### Exercise
Repeat every record below exactly, leaving out the pictures.

### Provided records
^^^^^^^^^^^^^^^^

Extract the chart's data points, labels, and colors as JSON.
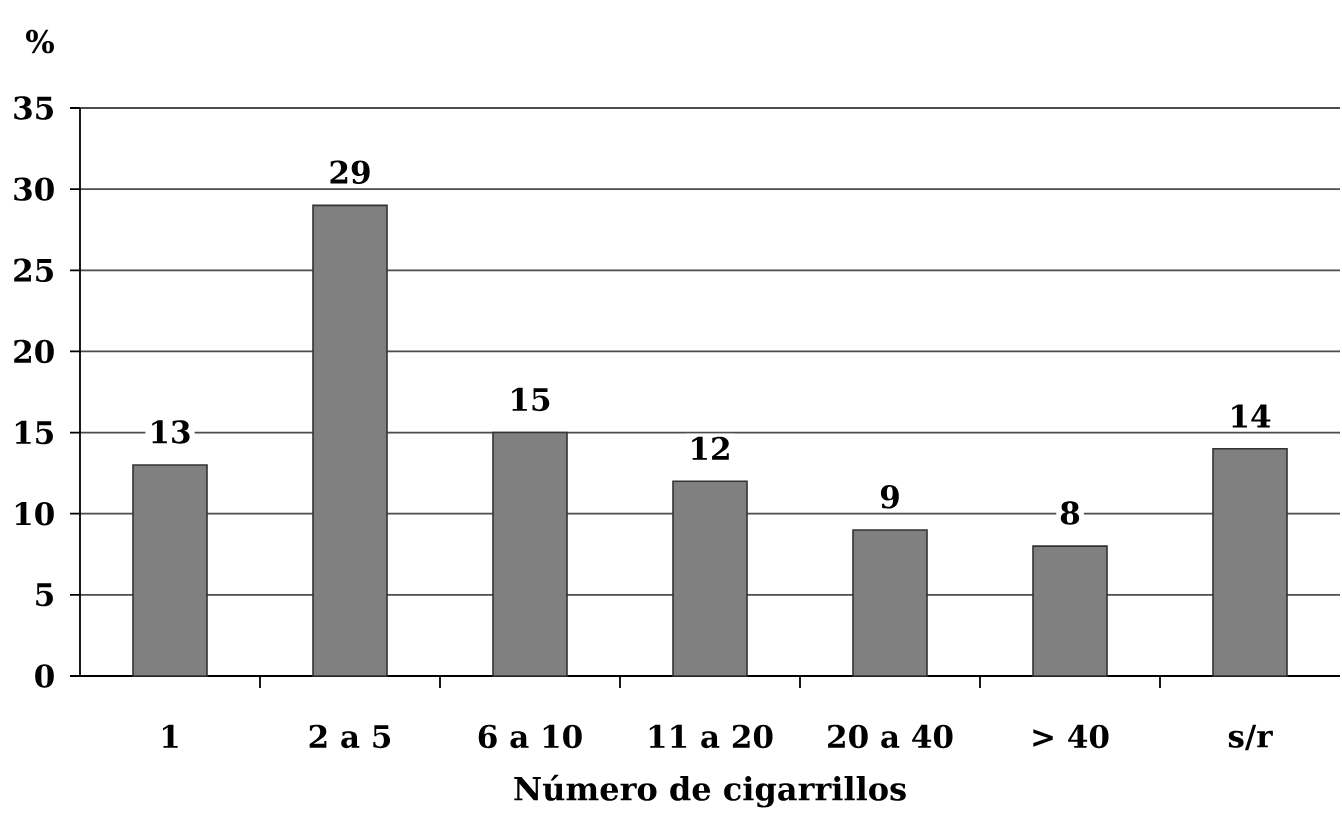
{
  "chart_data": {
    "type": "bar",
    "ylabel": "%",
    "xlabel": "Número de cigarrillos",
    "categories": [
      "1",
      "2 a 5",
      "6 a 10",
      "11 a 20",
      "20 a 40",
      "> 40",
      "s/r"
    ],
    "values": [
      13,
      29,
      15,
      12,
      9,
      8,
      14
    ],
    "color": "#808080",
    "ylim": [
      0,
      35
    ],
    "yticks": [
      0,
      5,
      10,
      15,
      20,
      25,
      30,
      35
    ],
    "grid": "y",
    "data_labels": true
  }
}
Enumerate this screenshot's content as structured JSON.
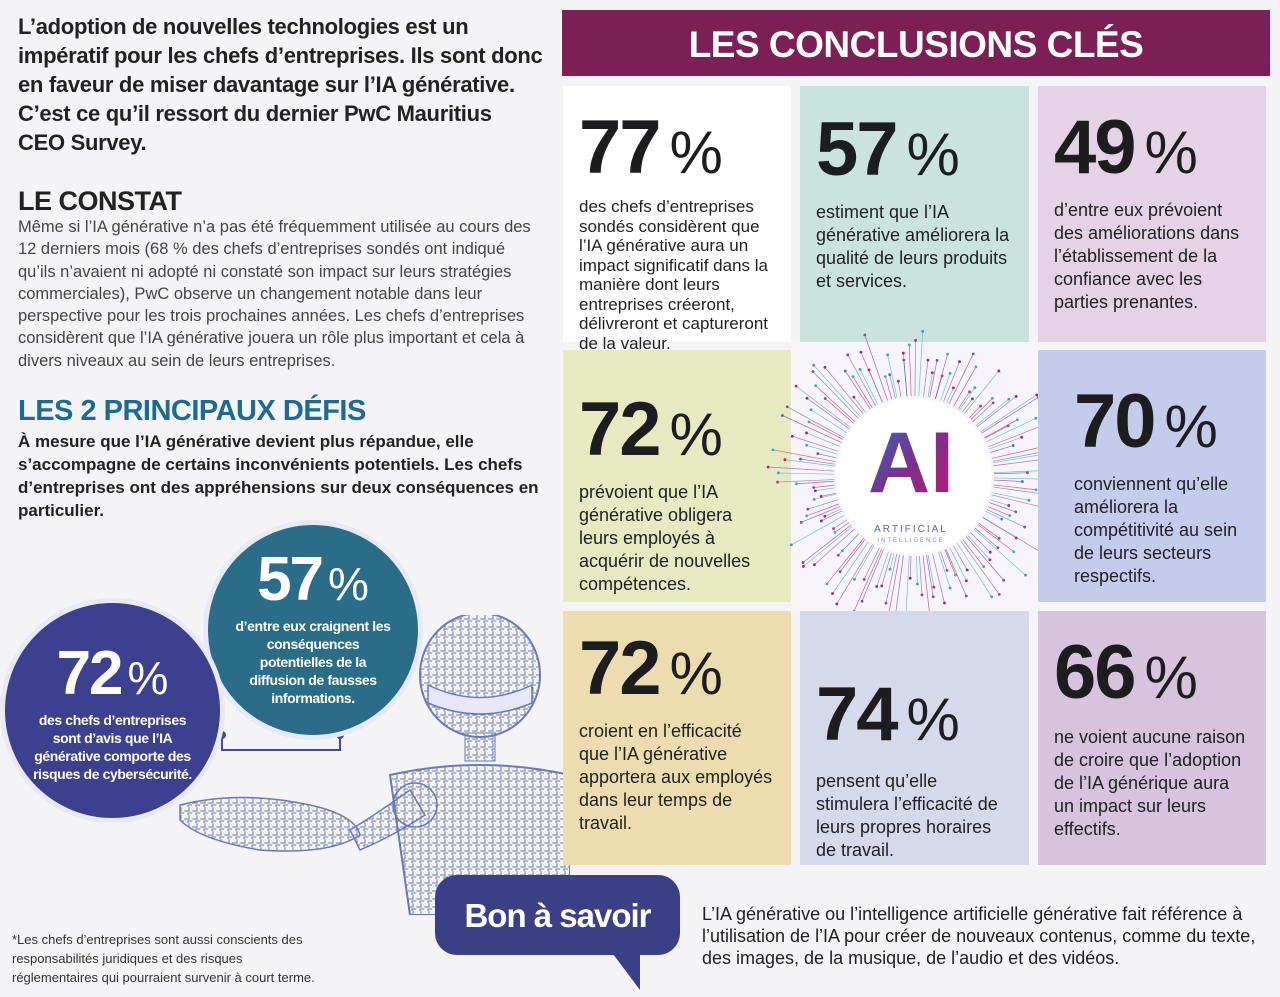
{
  "intro": "L’adoption de nouvelles technologies est un impératif pour les chefs d’entreprises. Ils sont donc en faveur de miser davantage sur l’IA générative. C’est ce qu’il ressort du dernier PwC Mauritius CEO Survey.",
  "constat": {
    "heading": "LE CONSTAT",
    "body": "Même si l’IA générative n’a pas été fréquemment utilisée au cours des 12 derniers mois (68 % des chefs d’entreprises sondés ont indiqué qu’ils n’avaient ni adopté ni constaté son impact sur leurs stratégies commerciales), PwC observe un changement notable dans leur perspective pour les trois prochaines années. Les chefs d’entreprises considèrent que l’IA générative jouera un rôle plus important et cela à divers niveaux au sein de leurs entreprises."
  },
  "defis": {
    "heading": "LES 2 PRINCIPAUX DÉFIS",
    "body": "À mesure que l’IA générative devient plus répandue, elle s’accompagne de certains inconvénients potentiels. Les chefs d’entreprises ont des appréhensions sur deux conséquences en particulier."
  },
  "circles": [
    {
      "number": "57",
      "unit": "%",
      "text": "d’entre eux craignent les conséquences potentielles de la diffusion de fausses informations."
    },
    {
      "number": "72",
      "unit": "%",
      "text": "des chefs d’entreprises sont d’avis que l’IA générative comporte des risques de cybersécurité."
    }
  ],
  "footnote": "*Les chefs d’entreprises sont aussi conscients des responsabilités juridiques et des risques réglementaires qui pourraient survenir à court terme.",
  "conclusions": {
    "title": "LES CONCLUSIONS CLÉS",
    "cards": [
      {
        "number": "77",
        "unit": "%",
        "text": "des chefs d’entreprises sondés considèrent que l’IA générative aura un impact significatif dans la manière dont leurs entreprises créeront, délivreront et captureront de la valeur."
      },
      {
        "number": "57",
        "unit": "%",
        "text": "estiment que l’IA générative améliorera la qualité de leurs produits et services."
      },
      {
        "number": "49",
        "unit": "%",
        "text": "d’entre eux prévoient des améliorations dans l’établissement de la confiance avec les parties prenantes."
      },
      {
        "number": "72",
        "unit": "%",
        "text": "prévoient que l’IA générative obligera leurs employés à acquérir de nouvelles compétences."
      },
      {
        "number": "70",
        "unit": "%",
        "text": "conviennent qu’elle améliorera la compétitivité au sein de leurs secteurs respectifs."
      },
      {
        "number": "72",
        "unit": "%",
        "text": "croient en l’efficacité que l’IA générative apportera aux employés dans leur temps de travail."
      },
      {
        "number": "74",
        "unit": "%",
        "text": "pensent qu’elle stimulera l’efficacité de leurs propres horaires de travail."
      },
      {
        "number": "66",
        "unit": "%",
        "text": "ne voient aucune raison de croire que l’adoption de l’IA générique aura un impact sur leurs effectifs."
      }
    ],
    "center_logo": {
      "letters": "AI",
      "caption": "ARTIFICIAL",
      "sub": "INTELLIGENCE"
    }
  },
  "bon_a_savoir": {
    "label": "Bon à savoir",
    "text": "L’IA générative ou l’intelligence artificielle générative fait référence à l’utilisation de l’IA pour créer de nouveaux contenus, comme du texte, des images, de la musique, de l’audio et des vidéos."
  },
  "colors": {
    "title_bar": "#7c1f57",
    "defis_heading": "#1d6a95",
    "circle_teal": "#2b6c89",
    "circle_indigo": "#3d3f8f",
    "bon_box": "#3a3f86"
  }
}
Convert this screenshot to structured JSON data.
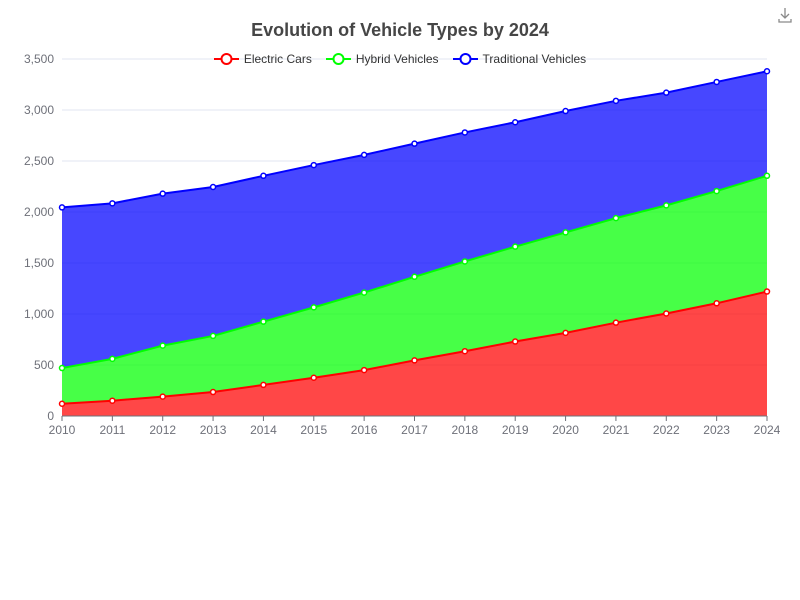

^^^^^^^^^^^^^^^^

### Answer for the task
Extract the chart's data points, labels, and colors as JSON.
{
  "chart_data": {
    "type": "bar",
    "ylabel": "%",
    "xlabel": "Número de cigarrillos",
    "categories": [
      "1",
      "2 a 5",
      "6 a 10",
      "11 a 20",
      "20 a 40",
      "> 40",
      "s/r"
    ],
    "values": [
      13,
      29,
      15,
      12,
      9,
      8,
      14
    ],
    "color": "#808080",
    "ylim": [
      0,
      35
    ],
    "yticks": [
      0,
      5,
      10,
      15,
      20,
      25,
      30,
      35
    ],
    "grid": "y",
    "data_labels": true
  }
}
Enumerate this screenshot's content as structured JSON.
{
  "intro": "L’adoption de nouvelles technologies est un impératif pour les chefs d’entreprises. Ils sont donc en faveur de miser davantage sur l’IA générative. C’est ce qu’il ressort du dernier PwC Mauritius CEO Survey.",
  "constat": {
    "heading": "LE CONSTAT",
    "body": "Même si l’IA générative n’a pas été fréquemment utilisée au cours des 12 derniers mois (68 % des chefs d’entreprises sondés ont indiqué qu’ils n’avaient ni adopté ni constaté son impact sur leurs stratégies commerciales), PwC observe un changement notable dans leur perspective pour les trois prochaines années. Les chefs d’entreprises considèrent que l’IA générative jouera un rôle plus important et cela à divers niveaux au sein de leurs entreprises."
  },
  "defis": {
    "heading": "LES 2 PRINCIPAUX DÉFIS",
    "body": "À mesure que l’IA générative devient plus répandue, elle s’accompagne de certains inconvénients potentiels. Les chefs d’entreprises ont des appréhensions sur deux conséquences en particulier."
  },
  "circles": [
    {
      "number": "57",
      "unit": "%",
      "text": "d’entre eux craignent les conséquences potentielles de la diffusion de fausses informations."
    },
    {
      "number": "72",
      "unit": "%",
      "text": "des chefs d’entreprises sont d’avis que l’IA générative comporte des risques de cybersécurité."
    }
  ],
  "footnote": "*Les chefs d’entreprises sont aussi conscients des responsabilités juridiques et des risques réglementaires qui pourraient survenir à court terme.",
  "conclusions": {
    "title": "LES CONCLUSIONS CLÉS",
    "cards": [
      {
        "number": "77",
        "unit": "%",
        "text": "des chefs d’entreprises sondés considèrent que l’IA générative aura un impact significatif dans la manière dont leurs entreprises créeront, délivreront et captureront de la valeur."
      },
      {
        "number": "57",
        "unit": "%",
        "text": "estiment que l’IA générative améliorera la qualité de leurs produits et services."
      },
      {
        "number": "49",
        "unit": "%",
        "text": "d’entre eux prévoient des améliorations dans l’établissement de la confiance avec les parties prenantes."
      },
      {
        "number": "72",
        "unit": "%",
        "text": "prévoient que l’IA générative obligera leurs employés à acquérir de nouvelles compétences."
      },
      {
        "number": "70",
        "unit": "%",
        "text": "conviennent qu’elle améliorera la compétitivité au sein de leurs secteurs respectifs."
      },
      {
        "number": "72",
        "unit": "%",
        "text": "croient en l’efficacité que l’IA générative apportera aux employés dans leur temps de travail."
      },
      {
        "number": "74",
        "unit": "%",
        "text": "pensent qu’elle stimulera l’efficacité de leurs propres horaires de travail."
      },
      {
        "number": "66",
        "unit": "%",
        "text": "ne voient aucune raison de croire que l’adoption de l’IA générique aura un impact sur leurs effectifs."
      }
    ],
    "center_logo": {
      "letters": "AI",
      "caption": "ARTIFICIAL",
      "sub": "INTELLIGENCE"
    }
  },
  "bon_a_savoir": {
    "label": "Bon à savoir",
    "text": "L’IA générative ou l’intelligence artificielle générative fait référence à l’utilisation de l’IA pour créer de nouveaux contenus, comme du texte, des images, de la musique, de l’audio et des vidéos."
  },
  "colors": {
    "title_bar": "#7c1f57",
    "defis_heading": "#1d6a95",
    "circle_teal": "#2b6c89",
    "circle_indigo": "#3d3f8f",
    "bon_box": "#3a3f86"
  }
}
Convert this screenshot to structured JSON data.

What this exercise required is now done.